▶ Aim:
Below is a listing; copy all of it exactly.

─── Data records ───

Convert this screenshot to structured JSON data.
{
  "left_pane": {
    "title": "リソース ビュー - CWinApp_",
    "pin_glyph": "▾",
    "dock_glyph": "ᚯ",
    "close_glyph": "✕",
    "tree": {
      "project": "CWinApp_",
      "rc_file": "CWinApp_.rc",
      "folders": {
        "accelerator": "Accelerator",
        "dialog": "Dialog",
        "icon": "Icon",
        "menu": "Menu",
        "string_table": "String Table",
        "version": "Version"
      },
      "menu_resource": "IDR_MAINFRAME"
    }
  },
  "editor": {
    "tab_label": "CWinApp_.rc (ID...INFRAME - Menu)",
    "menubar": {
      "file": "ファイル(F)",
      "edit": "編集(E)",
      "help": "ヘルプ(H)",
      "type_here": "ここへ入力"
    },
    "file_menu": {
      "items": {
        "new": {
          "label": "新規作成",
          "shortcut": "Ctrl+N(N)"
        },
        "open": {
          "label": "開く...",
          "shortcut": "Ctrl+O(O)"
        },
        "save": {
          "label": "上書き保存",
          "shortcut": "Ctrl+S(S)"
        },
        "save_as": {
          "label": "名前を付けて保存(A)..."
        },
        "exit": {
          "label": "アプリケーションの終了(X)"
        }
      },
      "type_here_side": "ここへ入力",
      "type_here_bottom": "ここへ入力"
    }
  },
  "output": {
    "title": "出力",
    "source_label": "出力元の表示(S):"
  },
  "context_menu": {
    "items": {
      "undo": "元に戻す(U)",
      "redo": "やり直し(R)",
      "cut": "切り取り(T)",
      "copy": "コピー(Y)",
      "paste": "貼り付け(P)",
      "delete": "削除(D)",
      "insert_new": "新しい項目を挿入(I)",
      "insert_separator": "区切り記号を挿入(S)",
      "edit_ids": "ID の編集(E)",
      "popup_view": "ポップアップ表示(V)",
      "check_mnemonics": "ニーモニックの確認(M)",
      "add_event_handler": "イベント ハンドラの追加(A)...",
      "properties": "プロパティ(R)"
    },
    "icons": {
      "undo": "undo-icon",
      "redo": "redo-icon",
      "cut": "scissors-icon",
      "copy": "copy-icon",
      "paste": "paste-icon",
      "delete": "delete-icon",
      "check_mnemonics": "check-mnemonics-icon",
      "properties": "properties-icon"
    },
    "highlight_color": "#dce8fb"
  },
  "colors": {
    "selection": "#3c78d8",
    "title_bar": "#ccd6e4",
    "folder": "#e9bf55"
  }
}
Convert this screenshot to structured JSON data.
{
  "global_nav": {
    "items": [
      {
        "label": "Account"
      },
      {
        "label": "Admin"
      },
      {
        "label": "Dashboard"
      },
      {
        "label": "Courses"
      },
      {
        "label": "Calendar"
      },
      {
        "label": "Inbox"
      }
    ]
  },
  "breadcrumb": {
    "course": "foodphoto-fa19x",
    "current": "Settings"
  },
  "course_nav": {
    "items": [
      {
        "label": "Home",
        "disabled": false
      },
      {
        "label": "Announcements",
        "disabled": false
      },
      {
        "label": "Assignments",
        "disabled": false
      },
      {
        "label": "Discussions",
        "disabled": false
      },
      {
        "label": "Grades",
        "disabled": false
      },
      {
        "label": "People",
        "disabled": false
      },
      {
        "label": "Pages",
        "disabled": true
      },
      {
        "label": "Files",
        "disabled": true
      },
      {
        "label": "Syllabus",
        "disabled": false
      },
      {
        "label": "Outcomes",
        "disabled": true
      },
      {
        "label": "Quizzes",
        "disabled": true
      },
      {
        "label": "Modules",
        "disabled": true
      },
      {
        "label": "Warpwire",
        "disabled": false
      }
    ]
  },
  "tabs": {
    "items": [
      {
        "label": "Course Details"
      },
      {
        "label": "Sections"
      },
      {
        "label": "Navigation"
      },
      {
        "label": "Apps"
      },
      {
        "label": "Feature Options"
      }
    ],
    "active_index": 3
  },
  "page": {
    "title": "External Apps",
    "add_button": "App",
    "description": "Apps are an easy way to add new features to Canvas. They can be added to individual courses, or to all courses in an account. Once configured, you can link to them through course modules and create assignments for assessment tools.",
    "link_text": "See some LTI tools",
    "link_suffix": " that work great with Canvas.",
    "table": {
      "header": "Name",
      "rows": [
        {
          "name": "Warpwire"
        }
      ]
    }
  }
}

───

▶ Finished exercise:
Convert this screenshot to structured JSON data.
{
  "left_pane": {
    "title": "リソース ビュー - CWinApp_",
    "pin_glyph": "▾",
    "dock_glyph": "ᚯ",
    "close_glyph": "✕",
    "tree": {
      "project": "CWinApp_",
      "rc_file": "CWinApp_.rc",
      "folders": {
        "accelerator": "Accelerator",
        "dialog": "Dialog",
        "icon": "Icon",
        "menu": "Menu",
        "string_table": "String Table",
        "version": "Version"
      },
      "menu_resource": "IDR_MAINFRAME"
    }
  },
  "editor": {
    "tab_label": "CWinApp_.rc (ID...INFRAME - Menu)",
    "menubar": {
      "file": "ファイル(F)",
      "edit": "編集(E)",
      "help": "ヘルプ(H)",
      "type_here": "ここへ入力"
    },
    "file_menu": {
      "items": {
        "new": {
          "label": "新規作成",
          "shortcut": "Ctrl+N(N)"
        },
        "open": {
          "label": "開く...",
          "shortcut": "Ctrl+O(O)"
        },
        "save": {
          "label": "上書き保存",
          "shortcut": "Ctrl+S(S)"
        },
        "save_as": {
          "label": "名前を付けて保存(A)..."
        },
        "exit": {
          "label": "アプリケーションの終了(X)"
        }
      },
      "type_here_side": "ここへ入力",
      "type_here_bottom": "ここへ入力"
    }
  },
  "output": {
    "title": "出力",
    "source_label": "出力元の表示(S):"
  },
  "context_menu": {
    "items": {
      "undo": "元に戻す(U)",
      "redo": "やり直し(R)",
      "cut": "切り取り(T)",
      "copy": "コピー(Y)",
      "paste": "貼り付け(P)",
      "delete": "削除(D)",
      "insert_new": "新しい項目を挿入(I)",
      "insert_separator": "区切り記号を挿入(S)",
      "edit_ids": "ID の編集(E)",
      "popup_view": "ポップアップ表示(V)",
      "check_mnemonics": "ニーモニックの確認(M)",
      "add_event_handler": "イベント ハンドラの追加(A)...",
      "properties": "プロパティ(R)"
    },
    "icons": {
      "undo": "undo-icon",
      "redo": "redo-icon",
      "cut": "scissors-icon",
      "copy": "copy-icon",
      "paste": "paste-icon",
      "delete": "delete-icon",
      "check_mnemonics": "check-mnemonics-icon",
      "properties": "properties-icon"
    },
    "highlight_color": "#dce8fb"
  },
  "colors": {
    "selection": "#3c78d8",
    "title_bar": "#ccd6e4",
    "folder": "#e9bf55"
  }
}
Convert this screenshot to structured JSON data.
{
  "global_nav": {
    "items": [
      {
        "label": "Account"
      },
      {
        "label": "Admin"
      },
      {
        "label": "Dashboard"
      },
      {
        "label": "Courses"
      },
      {
        "label": "Calendar"
      },
      {
        "label": "Inbox"
      }
    ]
  },
  "breadcrumb": {
    "course": "foodphoto-fa19x",
    "current": "Settings"
  },
  "course_nav": {
    "items": [
      {
        "label": "Home",
        "disabled": false
      },
      {
        "label": "Announcements",
        "disabled": false
      },
      {
        "label": "Assignments",
        "disabled": false
      },
      {
        "label": "Discussions",
        "disabled": false
      },
      {
        "label": "Grades",
        "disabled": false
      },
      {
        "label": "People",
        "disabled": false
      },
      {
        "label": "Pages",
        "disabled": true
      },
      {
        "label": "Files",
        "disabled": true
      },
      {
        "label": "Syllabus",
        "disabled": false
      },
      {
        "label": "Outcomes",
        "disabled": true
      },
      {
        "label": "Quizzes",
        "disabled": true
      },
      {
        "label": "Modules",
        "disabled": true
      },
      {
        "label": "Warpwire",
        "disabled": false
      }
    ]
  },
  "tabs": {
    "items": [
      {
        "label": "Course Details"
      },
      {
        "label": "Sections"
      },
      {
        "label": "Navigation"
      },
      {
        "label": "Apps"
      },
      {
        "label": "Feature Options"
      }
    ],
    "active_index": 3
  },
  "page": {
    "title": "External Apps",
    "add_button": "App",
    "description": "Apps are an easy way to add new features to Canvas. They can be added to individual courses, or to all courses in an account. Once configured, you can link to them through course modules and create assignments for assessment tools.",
    "link_text": "See some LTI tools",
    "link_suffix": " that work great with Canvas.",
    "table": {
      "header": "Name",
      "rows": [
        {
          "name": "Warpwire"
        }
      ]
    }
  }
}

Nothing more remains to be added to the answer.